:: WHAT IS NEEDED ::
Copy out the data below verbatim.

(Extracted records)
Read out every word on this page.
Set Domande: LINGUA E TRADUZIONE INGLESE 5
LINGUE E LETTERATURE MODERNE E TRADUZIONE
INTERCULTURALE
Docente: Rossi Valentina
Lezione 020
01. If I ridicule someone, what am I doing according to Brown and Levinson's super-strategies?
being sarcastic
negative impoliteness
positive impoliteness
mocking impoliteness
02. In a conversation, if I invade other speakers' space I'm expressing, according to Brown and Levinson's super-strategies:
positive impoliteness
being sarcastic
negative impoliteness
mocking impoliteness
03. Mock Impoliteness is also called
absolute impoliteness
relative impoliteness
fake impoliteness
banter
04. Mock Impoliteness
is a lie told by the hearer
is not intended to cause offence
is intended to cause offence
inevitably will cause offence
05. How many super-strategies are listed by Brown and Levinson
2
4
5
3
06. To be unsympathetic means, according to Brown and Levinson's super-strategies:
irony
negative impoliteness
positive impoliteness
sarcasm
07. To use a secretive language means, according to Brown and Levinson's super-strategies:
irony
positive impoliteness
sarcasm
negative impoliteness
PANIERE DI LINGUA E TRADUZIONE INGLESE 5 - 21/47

:: WRITTEN ANSWER ::
Read out every word on this page.
Set Domande: LINGUA E TRADUZIONE INGLESE 5
LINGUE E LETTERATURE MODERNE E TRADUZIONE
INTERCULTURALE
Docente: Rossi Valentina
Lezione 020
01. If I ridicule someone, what am I doing according to Brown and Levinson's super-strategies?
being sarcastic
negative impoliteness
positive impoliteness
mocking impoliteness
02. In a conversation, if I invade other speakers' space I'm expressing, according to Brown and Levinson's super-strategies:
positive impoliteness
being sarcastic
negative impoliteness
mocking impoliteness
03. Mock Impoliteness is also called
absolute impoliteness
relative impoliteness
fake impoliteness
banter
04. Mock Impoliteness
is a lie told by the hearer
is not intended to cause offence
is intended to cause offence
inevitably will cause offence
05. How many super-strategies are listed by Brown and Levinson
2
4
5
3
06. To be unsympathetic means, according to Brown and Levinson's super-strategies:
irony
negative impoliteness
positive impoliteness
sarcasm
07. To use a secretive language means, according to Brown and Levinson's super-strategies:
irony
positive impoliteness
sarcasm
negative impoliteness
PANIERE DI LINGUA E TRADUZIONE INGLESE 5 - 21/47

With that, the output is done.